**DIRECTION**
Repeat the records below exactly, leaving out every picture.

**DATASET EXTRACT**
————

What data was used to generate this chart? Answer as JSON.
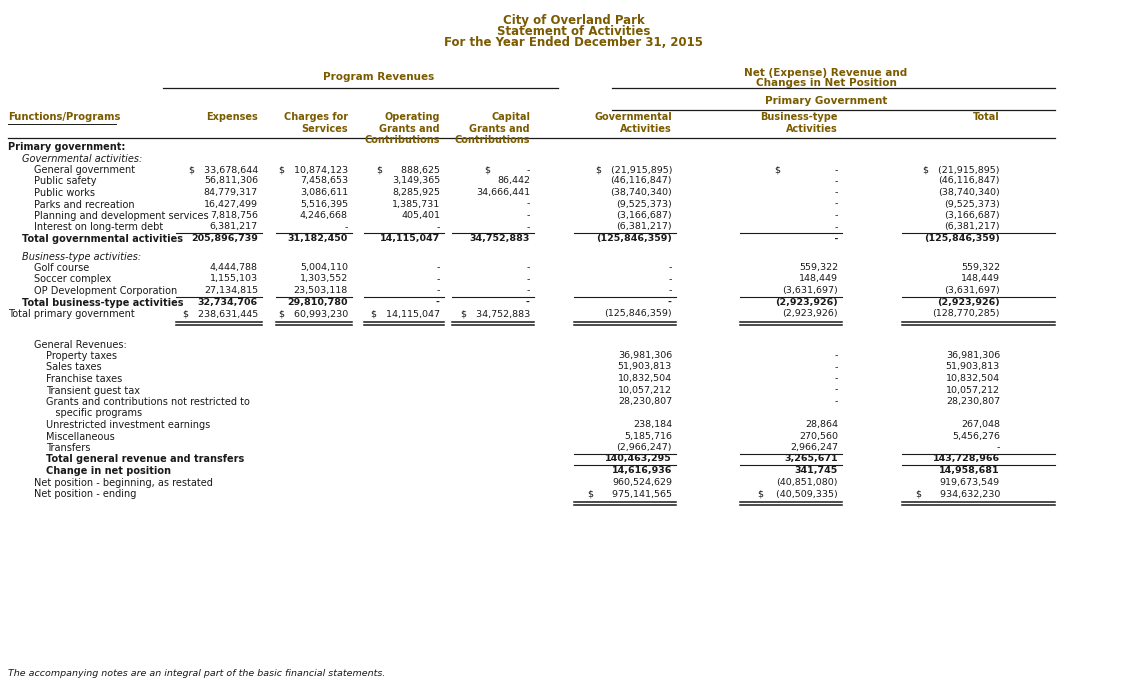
{
  "title_lines": [
    "City of Overland Park",
    "Statement of Activities",
    "For the Year Ended December 31, 2015"
  ],
  "hc": "#7B5B00",
  "tc": "#1a1a1a",
  "bg": "#ffffff",
  "footnote": "The accompanying notes are an integral part of the basic financial statements.",
  "col_x": {
    "label": 0.008,
    "expenses_r": 0.228,
    "charges_r": 0.318,
    "opg_r": 0.408,
    "capg_r": 0.498,
    "gov_r": 0.622,
    "biz_r": 0.79,
    "tot_r": 0.968
  },
  "rows": [
    {
      "type": "header",
      "label": "Primary government:",
      "bold": true,
      "indent": 0
    },
    {
      "type": "subheader",
      "label": "Governmental activities:",
      "bold": false,
      "italic": true,
      "indent": 1
    },
    {
      "type": "data",
      "label": "General government",
      "indent": 2,
      "bold": false,
      "exp": "$   33,678,644",
      "chg": "$   10,874,123",
      "opg": "$      888,625",
      "cpg": "$            -",
      "gov": "$   (21,915,895)",
      "biz": "$                  -",
      "tot": "$   (21,915,895)"
    },
    {
      "type": "data",
      "label": "Public safety",
      "indent": 2,
      "bold": false,
      "exp": "56,811,306",
      "chg": "7,458,653",
      "opg": "3,149,365",
      "cpg": "86,442",
      "gov": "(46,116,847)",
      "biz": "                  -",
      "tot": "(46,116,847)"
    },
    {
      "type": "data",
      "label": "Public works",
      "indent": 2,
      "bold": false,
      "exp": "84,779,317",
      "chg": "3,086,611",
      "opg": "8,285,925",
      "cpg": "34,666,441",
      "gov": "(38,740,340)",
      "biz": "                  -",
      "tot": "(38,740,340)"
    },
    {
      "type": "data",
      "label": "Parks and recreation",
      "indent": 2,
      "bold": false,
      "exp": "16,427,499",
      "chg": "5,516,395",
      "opg": "1,385,731",
      "cpg": "                -",
      "gov": "(9,525,373)",
      "biz": "                  -",
      "tot": "(9,525,373)"
    },
    {
      "type": "data",
      "label": "Planning and development services",
      "indent": 2,
      "bold": false,
      "exp": "7,818,756",
      "chg": "4,246,668",
      "opg": "405,401",
      "cpg": "                -",
      "gov": "(3,166,687)",
      "biz": "                  -",
      "tot": "(3,166,687)"
    },
    {
      "type": "data",
      "label": "Interest on long-term debt",
      "indent": 2,
      "bold": false,
      "exp": "6,381,217",
      "chg": "                -",
      "opg": "                -",
      "cpg": "                -",
      "gov": "(6,381,217)",
      "biz": "                  -",
      "tot": "(6,381,217)"
    },
    {
      "type": "total",
      "label": "Total governmental activities",
      "indent": 1,
      "bold": true,
      "exp": "205,896,739",
      "chg": "31,182,450",
      "opg": "14,115,047",
      "cpg": "34,752,883",
      "gov": "(125,846,359)",
      "biz": "                  -",
      "tot": "(125,846,359)"
    },
    {
      "type": "spacer"
    },
    {
      "type": "subheader",
      "label": "Business-type activities:",
      "bold": false,
      "italic": true,
      "indent": 1
    },
    {
      "type": "data",
      "label": "Golf course",
      "indent": 2,
      "bold": false,
      "exp": "4,444,788",
      "chg": "5,004,110",
      "opg": "                -",
      "cpg": "                -",
      "gov": "                -",
      "biz": "559,322",
      "tot": "559,322"
    },
    {
      "type": "data",
      "label": "Soccer complex",
      "indent": 2,
      "bold": false,
      "exp": "1,155,103",
      "chg": "1,303,552",
      "opg": "                -",
      "cpg": "                -",
      "gov": "                -",
      "biz": "148,449",
      "tot": "148,449"
    },
    {
      "type": "data",
      "label": "OP Development Corporation",
      "indent": 2,
      "bold": false,
      "exp": "27,134,815",
      "chg": "23,503,118",
      "opg": "                -",
      "cpg": "                -",
      "gov": "                -",
      "biz": "(3,631,697)",
      "tot": "(3,631,697)"
    },
    {
      "type": "total",
      "label": "Total business-type activities",
      "indent": 1,
      "bold": true,
      "exp": "32,734,706",
      "chg": "29,810,780",
      "opg": "                -",
      "cpg": "                -",
      "gov": "                -",
      "biz": "(2,923,926)",
      "tot": "(2,923,926)"
    },
    {
      "type": "grandtotal",
      "label": "Total primary government",
      "indent": 0,
      "bold": false,
      "exp": "$   238,631,445",
      "chg": "$   60,993,230",
      "opg": "$   14,115,047",
      "cpg": "$   34,752,883",
      "gov": "(125,846,359)",
      "biz": "(2,923,926)",
      "tot": "(128,770,285)"
    },
    {
      "type": "spacer"
    },
    {
      "type": "spacer"
    },
    {
      "type": "gen_header",
      "label": "General Revenues:",
      "indent": 2
    },
    {
      "type": "gen_data",
      "label": "Property taxes",
      "indent": 3,
      "gov": "36,981,306",
      "biz": "                  -",
      "tot": "36,981,306"
    },
    {
      "type": "gen_data",
      "label": "Sales taxes",
      "indent": 3,
      "gov": "51,903,813",
      "biz": "                  -",
      "tot": "51,903,813"
    },
    {
      "type": "gen_data",
      "label": "Franchise taxes",
      "indent": 3,
      "gov": "10,832,504",
      "biz": "                  -",
      "tot": "10,832,504"
    },
    {
      "type": "gen_data",
      "label": "Transient guest tax",
      "indent": 3,
      "gov": "10,057,212",
      "biz": "                  -",
      "tot": "10,057,212"
    },
    {
      "type": "gen_data2",
      "label": "Grants and contributions not restricted to",
      "label2": "   specific programs",
      "indent": 3,
      "gov": "28,230,807",
      "biz": "                  -",
      "tot": "28,230,807"
    },
    {
      "type": "gen_data",
      "label": "Unrestricted investment earnings",
      "indent": 3,
      "gov": "238,184",
      "biz": "28,864",
      "tot": "267,048"
    },
    {
      "type": "gen_data",
      "label": "Miscellaneous",
      "indent": 3,
      "gov": "5,185,716",
      "biz": "270,560",
      "tot": "5,456,276"
    },
    {
      "type": "gen_data",
      "label": "Transfers",
      "indent": 3,
      "gov": "(2,966,247)",
      "biz": "2,966,247",
      "tot": "                  -"
    },
    {
      "type": "gen_total",
      "label": "Total general revenue and transfers",
      "indent": 3,
      "bold": true,
      "gov": "140,463,295",
      "biz": "3,265,671",
      "tot": "143,728,966"
    },
    {
      "type": "gen_total",
      "label": "Change in net position",
      "indent": 3,
      "bold": true,
      "gov": "14,616,936",
      "biz": "341,745",
      "tot": "14,958,681"
    },
    {
      "type": "gen_data",
      "label": "Net position - beginning, as restated",
      "indent": 2,
      "bold": false,
      "gov": "960,524,629",
      "biz": "(40,851,080)",
      "tot": "919,673,549"
    },
    {
      "type": "gen_final",
      "label": "Net position - ending",
      "indent": 2,
      "bold": false,
      "gov": "$      975,141,565",
      "biz": "$    (40,509,335)",
      "tot": "$      934,632,230"
    }
  ]
}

————

**WRITTEN ANSWER**
What data was used to generate this chart? Answer as JSON.
{
  "title_lines": [
    "City of Overland Park",
    "Statement of Activities",
    "For the Year Ended December 31, 2015"
  ],
  "hc": "#7B5B00",
  "tc": "#1a1a1a",
  "bg": "#ffffff",
  "footnote": "The accompanying notes are an integral part of the basic financial statements.",
  "col_x": {
    "label": 0.008,
    "expenses_r": 0.228,
    "charges_r": 0.318,
    "opg_r": 0.408,
    "capg_r": 0.498,
    "gov_r": 0.622,
    "biz_r": 0.79,
    "tot_r": 0.968
  },
  "rows": [
    {
      "type": "header",
      "label": "Primary government:",
      "bold": true,
      "indent": 0
    },
    {
      "type": "subheader",
      "label": "Governmental activities:",
      "bold": false,
      "italic": true,
      "indent": 1
    },
    {
      "type": "data",
      "label": "General government",
      "indent": 2,
      "bold": false,
      "exp": "$   33,678,644",
      "chg": "$   10,874,123",
      "opg": "$      888,625",
      "cpg": "$            -",
      "gov": "$   (21,915,895)",
      "biz": "$                  -",
      "tot": "$   (21,915,895)"
    },
    {
      "type": "data",
      "label": "Public safety",
      "indent": 2,
      "bold": false,
      "exp": "56,811,306",
      "chg": "7,458,653",
      "opg": "3,149,365",
      "cpg": "86,442",
      "gov": "(46,116,847)",
      "biz": "                  -",
      "tot": "(46,116,847)"
    },
    {
      "type": "data",
      "label": "Public works",
      "indent": 2,
      "bold": false,
      "exp": "84,779,317",
      "chg": "3,086,611",
      "opg": "8,285,925",
      "cpg": "34,666,441",
      "gov": "(38,740,340)",
      "biz": "                  -",
      "tot": "(38,740,340)"
    },
    {
      "type": "data",
      "label": "Parks and recreation",
      "indent": 2,
      "bold": false,
      "exp": "16,427,499",
      "chg": "5,516,395",
      "opg": "1,385,731",
      "cpg": "                -",
      "gov": "(9,525,373)",
      "biz": "                  -",
      "tot": "(9,525,373)"
    },
    {
      "type": "data",
      "label": "Planning and development services",
      "indent": 2,
      "bold": false,
      "exp": "7,818,756",
      "chg": "4,246,668",
      "opg": "405,401",
      "cpg": "                -",
      "gov": "(3,166,687)",
      "biz": "                  -",
      "tot": "(3,166,687)"
    },
    {
      "type": "data",
      "label": "Interest on long-term debt",
      "indent": 2,
      "bold": false,
      "exp": "6,381,217",
      "chg": "                -",
      "opg": "                -",
      "cpg": "                -",
      "gov": "(6,381,217)",
      "biz": "                  -",
      "tot": "(6,381,217)"
    },
    {
      "type": "total",
      "label": "Total governmental activities",
      "indent": 1,
      "bold": true,
      "exp": "205,896,739",
      "chg": "31,182,450",
      "opg": "14,115,047",
      "cpg": "34,752,883",
      "gov": "(125,846,359)",
      "biz": "                  -",
      "tot": "(125,846,359)"
    },
    {
      "type": "spacer"
    },
    {
      "type": "subheader",
      "label": "Business-type activities:",
      "bold": false,
      "italic": true,
      "indent": 1
    },
    {
      "type": "data",
      "label": "Golf course",
      "indent": 2,
      "bold": false,
      "exp": "4,444,788",
      "chg": "5,004,110",
      "opg": "                -",
      "cpg": "                -",
      "gov": "                -",
      "biz": "559,322",
      "tot": "559,322"
    },
    {
      "type": "data",
      "label": "Soccer complex",
      "indent": 2,
      "bold": false,
      "exp": "1,155,103",
      "chg": "1,303,552",
      "opg": "                -",
      "cpg": "                -",
      "gov": "                -",
      "biz": "148,449",
      "tot": "148,449"
    },
    {
      "type": "data",
      "label": "OP Development Corporation",
      "indent": 2,
      "bold": false,
      "exp": "27,134,815",
      "chg": "23,503,118",
      "opg": "                -",
      "cpg": "                -",
      "gov": "                -",
      "biz": "(3,631,697)",
      "tot": "(3,631,697)"
    },
    {
      "type": "total",
      "label": "Total business-type activities",
      "indent": 1,
      "bold": true,
      "exp": "32,734,706",
      "chg": "29,810,780",
      "opg": "                -",
      "cpg": "                -",
      "gov": "                -",
      "biz": "(2,923,926)",
      "tot": "(2,923,926)"
    },
    {
      "type": "grandtotal",
      "label": "Total primary government",
      "indent": 0,
      "bold": false,
      "exp": "$   238,631,445",
      "chg": "$   60,993,230",
      "opg": "$   14,115,047",
      "cpg": "$   34,752,883",
      "gov": "(125,846,359)",
      "biz": "(2,923,926)",
      "tot": "(128,770,285)"
    },
    {
      "type": "spacer"
    },
    {
      "type": "spacer"
    },
    {
      "type": "gen_header",
      "label": "General Revenues:",
      "indent": 2
    },
    {
      "type": "gen_data",
      "label": "Property taxes",
      "indent": 3,
      "gov": "36,981,306",
      "biz": "                  -",
      "tot": "36,981,306"
    },
    {
      "type": "gen_data",
      "label": "Sales taxes",
      "indent": 3,
      "gov": "51,903,813",
      "biz": "                  -",
      "tot": "51,903,813"
    },
    {
      "type": "gen_data",
      "label": "Franchise taxes",
      "indent": 3,
      "gov": "10,832,504",
      "biz": "                  -",
      "tot": "10,832,504"
    },
    {
      "type": "gen_data",
      "label": "Transient guest tax",
      "indent": 3,
      "gov": "10,057,212",
      "biz": "                  -",
      "tot": "10,057,212"
    },
    {
      "type": "gen_data2",
      "label": "Grants and contributions not restricted to",
      "label2": "   specific programs",
      "indent": 3,
      "gov": "28,230,807",
      "biz": "                  -",
      "tot": "28,230,807"
    },
    {
      "type": "gen_data",
      "label": "Unrestricted investment earnings",
      "indent": 3,
      "gov": "238,184",
      "biz": "28,864",
      "tot": "267,048"
    },
    {
      "type": "gen_data",
      "label": "Miscellaneous",
      "indent": 3,
      "gov": "5,185,716",
      "biz": "270,560",
      "tot": "5,456,276"
    },
    {
      "type": "gen_data",
      "label": "Transfers",
      "indent": 3,
      "gov": "(2,966,247)",
      "biz": "2,966,247",
      "tot": "                  -"
    },
    {
      "type": "gen_total",
      "label": "Total general revenue and transfers",
      "indent": 3,
      "bold": true,
      "gov": "140,463,295",
      "biz": "3,265,671",
      "tot": "143,728,966"
    },
    {
      "type": "gen_total",
      "label": "Change in net position",
      "indent": 3,
      "bold": true,
      "gov": "14,616,936",
      "biz": "341,745",
      "tot": "14,958,681"
    },
    {
      "type": "gen_data",
      "label": "Net position - beginning, as restated",
      "indent": 2,
      "bold": false,
      "gov": "960,524,629",
      "biz": "(40,851,080)",
      "tot": "919,673,549"
    },
    {
      "type": "gen_final",
      "label": "Net position - ending",
      "indent": 2,
      "bold": false,
      "gov": "$      975,141,565",
      "biz": "$    (40,509,335)",
      "tot": "$      934,632,230"
    }
  ]
}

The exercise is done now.